▶ [TASK GOAL] Repeat the data that follows, word for word, without the images.

▶ [ENTRIES PROVIDED]
# # # # # # #

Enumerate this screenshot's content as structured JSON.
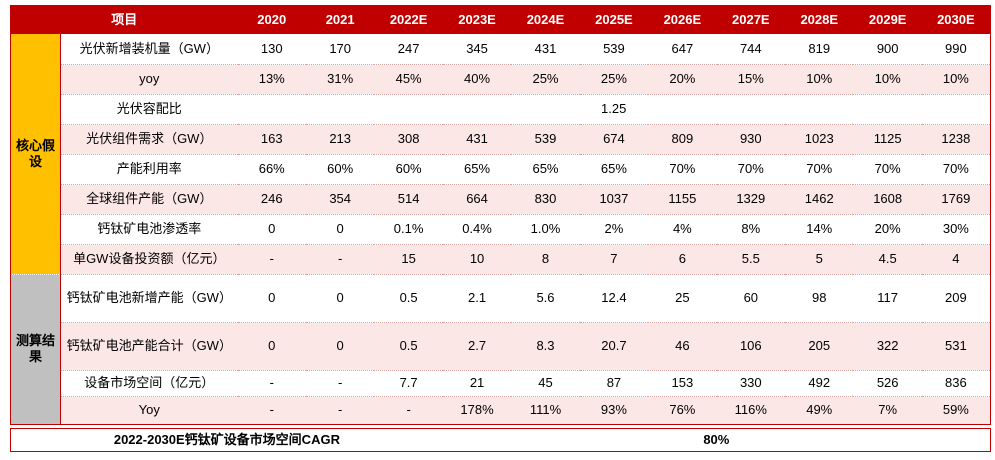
{
  "table": {
    "header": [
      "项目",
      "2020",
      "2021",
      "2022E",
      "2023E",
      "2024E",
      "2025E",
      "2026E",
      "2027E",
      "2028E",
      "2029E",
      "2030E"
    ],
    "groups": [
      {
        "label": "核心假设",
        "rows": [
          {
            "label": "光伏新增装机量（GW）",
            "values": [
              "130",
              "170",
              "247",
              "345",
              "431",
              "539",
              "647",
              "744",
              "819",
              "900",
              "990"
            ]
          },
          {
            "label": "yoy",
            "values": [
              "13%",
              "31%",
              "45%",
              "40%",
              "25%",
              "25%",
              "20%",
              "15%",
              "10%",
              "10%",
              "10%"
            ]
          },
          {
            "label": "光伏容配比",
            "merged": "1.25"
          },
          {
            "label": "光伏组件需求（GW）",
            "values": [
              "163",
              "213",
              "308",
              "431",
              "539",
              "674",
              "809",
              "930",
              "1023",
              "1125",
              "1238"
            ]
          },
          {
            "label": "产能利用率",
            "values": [
              "66%",
              "60%",
              "60%",
              "65%",
              "65%",
              "65%",
              "70%",
              "70%",
              "70%",
              "70%",
              "70%"
            ]
          },
          {
            "label": "全球组件产能（GW）",
            "values": [
              "246",
              "354",
              "514",
              "664",
              "830",
              "1037",
              "1155",
              "1329",
              "1462",
              "1608",
              "1769"
            ]
          },
          {
            "label": "钙钛矿电池渗透率",
            "values": [
              "0",
              "0",
              "0.1%",
              "0.4%",
              "1.0%",
              "2%",
              "4%",
              "8%",
              "14%",
              "20%",
              "30%"
            ]
          },
          {
            "label": "单GW设备投资额（亿元）",
            "values": [
              "-",
              "-",
              "15",
              "10",
              "8",
              "7",
              "6",
              "5.5",
              "5",
              "4.5",
              "4"
            ]
          }
        ]
      },
      {
        "label": "测算结果",
        "rows": [
          {
            "label": "钙钛矿电池新增产能（GW）",
            "values": [
              "0",
              "0",
              "0.5",
              "2.1",
              "5.6",
              "12.4",
              "25",
              "60",
              "98",
              "117",
              "209"
            ]
          },
          {
            "label": "钙钛矿电池产能合计（GW）",
            "values": [
              "0",
              "0",
              "0.5",
              "2.7",
              "8.3",
              "20.7",
              "46",
              "106",
              "205",
              "322",
              "531"
            ]
          },
          {
            "label": "设备市场空间（亿元）",
            "values": [
              "-",
              "-",
              "7.7",
              "21",
              "45",
              "87",
              "153",
              "330",
              "492",
              "526",
              "836"
            ]
          },
          {
            "label": "Yoy",
            "values": [
              "-",
              "-",
              "-",
              "178%",
              "111%",
              "93%",
              "76%",
              "116%",
              "49%",
              "7%",
              "59%"
            ]
          }
        ]
      }
    ],
    "cagr": {
      "label": "2022-2030E钙钛矿设备市场空间CAGR",
      "value": "80%"
    }
  }
}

# # # # # # #

▶ [IN RESPONSE]
Enumerate this screenshot's content as structured JSON.
{
  "table": {
    "header": [
      "项目",
      "2020",
      "2021",
      "2022E",
      "2023E",
      "2024E",
      "2025E",
      "2026E",
      "2027E",
      "2028E",
      "2029E",
      "2030E"
    ],
    "groups": [
      {
        "label": "核心假设",
        "rows": [
          {
            "label": "光伏新增装机量（GW）",
            "values": [
              "130",
              "170",
              "247",
              "345",
              "431",
              "539",
              "647",
              "744",
              "819",
              "900",
              "990"
            ]
          },
          {
            "label": "yoy",
            "values": [
              "13%",
              "31%",
              "45%",
              "40%",
              "25%",
              "25%",
              "20%",
              "15%",
              "10%",
              "10%",
              "10%"
            ]
          },
          {
            "label": "光伏容配比",
            "merged": "1.25"
          },
          {
            "label": "光伏组件需求（GW）",
            "values": [
              "163",
              "213",
              "308",
              "431",
              "539",
              "674",
              "809",
              "930",
              "1023",
              "1125",
              "1238"
            ]
          },
          {
            "label": "产能利用率",
            "values": [
              "66%",
              "60%",
              "60%",
              "65%",
              "65%",
              "65%",
              "70%",
              "70%",
              "70%",
              "70%",
              "70%"
            ]
          },
          {
            "label": "全球组件产能（GW）",
            "values": [
              "246",
              "354",
              "514",
              "664",
              "830",
              "1037",
              "1155",
              "1329",
              "1462",
              "1608",
              "1769"
            ]
          },
          {
            "label": "钙钛矿电池渗透率",
            "values": [
              "0",
              "0",
              "0.1%",
              "0.4%",
              "1.0%",
              "2%",
              "4%",
              "8%",
              "14%",
              "20%",
              "30%"
            ]
          },
          {
            "label": "单GW设备投资额（亿元）",
            "values": [
              "-",
              "-",
              "15",
              "10",
              "8",
              "7",
              "6",
              "5.5",
              "5",
              "4.5",
              "4"
            ]
          }
        ]
      },
      {
        "label": "测算结果",
        "rows": [
          {
            "label": "钙钛矿电池新增产能（GW）",
            "values": [
              "0",
              "0",
              "0.5",
              "2.1",
              "5.6",
              "12.4",
              "25",
              "60",
              "98",
              "117",
              "209"
            ]
          },
          {
            "label": "钙钛矿电池产能合计（GW）",
            "values": [
              "0",
              "0",
              "0.5",
              "2.7",
              "8.3",
              "20.7",
              "46",
              "106",
              "205",
              "322",
              "531"
            ]
          },
          {
            "label": "设备市场空间（亿元）",
            "values": [
              "-",
              "-",
              "7.7",
              "21",
              "45",
              "87",
              "153",
              "330",
              "492",
              "526",
              "836"
            ]
          },
          {
            "label": "Yoy",
            "values": [
              "-",
              "-",
              "-",
              "178%",
              "111%",
              "93%",
              "76%",
              "116%",
              "49%",
              "7%",
              "59%"
            ]
          }
        ]
      }
    ],
    "cagr": {
      "label": "2022-2030E钙钛矿设备市场空间CAGR",
      "value": "80%"
    }
  }
}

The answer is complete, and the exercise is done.